To do:
A - Can you sum up the speed detection text, shown before the data, in two sentences?
B - Answer these questions from the speed detection text, which appears before the data:
(i) What other name does the text give for laser speed guns?
(ii) About how fast do radio waves travel?
(iii) In what year was the Doppler effect first proposed?
C - Would you resume the speed detection text, placed before the data, starting right after its final sentence?

Source document:
○ ○ ○ ○ ○

Speed detection – radar and lidar

Radar traps have been the bane of many a lead-foot’s life since the early 1960s. More recently, laser speed guns – lidar – have added a new dimension to speed-limit enforcement.

Radar

First coined during World War II, the term radar stands for ‘radio detection and ranging’. Using it to measure distance is pretty easy. High-frequency radio waves, a type of electromagnetic radiation, are transmitted towards the object of interest and are reflected back. We know that radio waves travel at the speed of light – about 300 million metres per second. If we know the time taken for the radio wave to reach the object, bounce off, and arrive back at the radar device, we can calculate the distance to the object (using the formula: distance = speed of light × time between emission and reception ÷ 2).

Measuring the speed of the object is a little trickier and relies on something called the Doppler effect. This was first proposed by Christian Doppler in 1842. He realised that the pitch of a sound emanating from a moving source varies for a stationary observer depending on the speed of the source and the direction in which it is moving.

○ ○ ○ ○ ○

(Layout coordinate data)
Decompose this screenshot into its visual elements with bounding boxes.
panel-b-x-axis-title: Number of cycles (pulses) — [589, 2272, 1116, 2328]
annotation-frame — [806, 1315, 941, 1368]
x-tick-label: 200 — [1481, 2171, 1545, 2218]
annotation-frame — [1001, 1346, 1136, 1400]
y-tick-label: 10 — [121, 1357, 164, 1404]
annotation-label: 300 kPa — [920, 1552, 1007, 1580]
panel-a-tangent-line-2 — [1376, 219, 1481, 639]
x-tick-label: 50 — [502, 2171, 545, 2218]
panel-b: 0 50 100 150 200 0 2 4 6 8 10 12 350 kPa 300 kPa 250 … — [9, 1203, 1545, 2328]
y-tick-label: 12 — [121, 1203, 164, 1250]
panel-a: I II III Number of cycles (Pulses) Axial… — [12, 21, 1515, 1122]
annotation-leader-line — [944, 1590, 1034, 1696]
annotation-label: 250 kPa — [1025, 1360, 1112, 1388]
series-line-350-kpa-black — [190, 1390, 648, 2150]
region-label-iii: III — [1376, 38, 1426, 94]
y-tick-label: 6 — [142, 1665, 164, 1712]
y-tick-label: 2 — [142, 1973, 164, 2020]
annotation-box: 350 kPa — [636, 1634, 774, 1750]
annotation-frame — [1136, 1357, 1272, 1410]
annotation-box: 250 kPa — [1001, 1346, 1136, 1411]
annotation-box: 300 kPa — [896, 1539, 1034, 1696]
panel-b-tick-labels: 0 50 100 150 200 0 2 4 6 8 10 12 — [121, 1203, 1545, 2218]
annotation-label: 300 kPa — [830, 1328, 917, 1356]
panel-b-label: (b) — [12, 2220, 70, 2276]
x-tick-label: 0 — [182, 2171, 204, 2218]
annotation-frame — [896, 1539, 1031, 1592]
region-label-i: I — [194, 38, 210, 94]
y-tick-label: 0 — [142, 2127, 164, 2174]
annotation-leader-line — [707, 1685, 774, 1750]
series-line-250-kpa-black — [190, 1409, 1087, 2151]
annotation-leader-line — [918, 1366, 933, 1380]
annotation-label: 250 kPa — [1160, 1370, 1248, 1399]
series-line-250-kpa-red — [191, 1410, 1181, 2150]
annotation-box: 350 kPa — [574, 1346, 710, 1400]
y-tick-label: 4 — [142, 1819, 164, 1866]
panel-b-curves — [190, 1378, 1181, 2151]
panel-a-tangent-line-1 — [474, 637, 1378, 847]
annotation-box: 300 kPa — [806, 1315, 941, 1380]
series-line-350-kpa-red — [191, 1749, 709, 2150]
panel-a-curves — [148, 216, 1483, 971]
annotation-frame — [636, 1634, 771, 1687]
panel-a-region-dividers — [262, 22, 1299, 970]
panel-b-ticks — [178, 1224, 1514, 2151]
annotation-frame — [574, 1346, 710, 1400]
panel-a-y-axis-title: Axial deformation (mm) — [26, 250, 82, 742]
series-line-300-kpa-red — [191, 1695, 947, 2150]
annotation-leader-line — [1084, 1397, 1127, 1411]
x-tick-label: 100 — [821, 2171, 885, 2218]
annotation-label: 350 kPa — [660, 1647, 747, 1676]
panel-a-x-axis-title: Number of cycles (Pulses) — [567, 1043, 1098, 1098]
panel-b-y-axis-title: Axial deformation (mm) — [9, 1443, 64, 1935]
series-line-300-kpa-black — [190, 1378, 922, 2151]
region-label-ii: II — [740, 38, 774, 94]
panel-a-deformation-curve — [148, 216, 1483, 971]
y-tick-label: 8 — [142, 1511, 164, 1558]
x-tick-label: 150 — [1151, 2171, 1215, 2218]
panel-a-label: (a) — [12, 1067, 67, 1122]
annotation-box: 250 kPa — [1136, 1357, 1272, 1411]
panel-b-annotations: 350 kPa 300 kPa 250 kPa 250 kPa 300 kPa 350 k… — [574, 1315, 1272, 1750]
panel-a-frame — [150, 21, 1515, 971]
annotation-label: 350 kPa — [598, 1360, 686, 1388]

○ ○ ○ ○ ○

The answers:
A - Radar has been used against speeding drivers since the early 1960s and measures distance by timing how long high-frequency radio waves, which travel at the speed of light, take to reach an object and reflect back. Measuring an object's speed is trickier and relies on the Doppler effect, proposed by Christian Doppler in 1842, in which the pitch of a sound from a moving source varies for a stationary observer depending on the source's speed and direction.

B -
(i) Lidar
(ii) About 300 million meters per second
(iii) 1842

C -
Imagine you are on a train in a station and you can hear the signals ringing at a rail crossing just down the track. Since both you and the signals are stationary, the signals sound normal. They continue to ring at the same rate as the train starts to move, but now because you are travelling towards them they seem to get faster. In effect, the time between arrival of pulses of sound is being compressed (or shortened) and the apparent frequency  is increasing. The result is that the signals sound higher-pitched. This change in frequency is called a 'Doppler shift'.

The radio waves emitted by a radar device propagate outwards at a predetermined frequency. When they strike a moving vehicle and are reflected, the frequency is 'shifted'. The radio waves bounce back to the radar device, where the change in frequency is recorded and used as data in a formula that calculates the vehicle’s speed.

Radar used from the roadside usually employs something called ‘slant beam’. This means that the radar beam is projected across the road at a pre-set angle; speed is still determined using the Doppler shift. Slant beam radar is used in speed cameras (although some speed cameras use laser guns); slant beams were first introduced in 1991 and are now commonplace around Australia. Attached to the radar or speed gun is a camera that is activated when a vehicle exceeds the speed limit. The resultant photograph records the numberplate of the vehicle, along with the date, time and speed travelled.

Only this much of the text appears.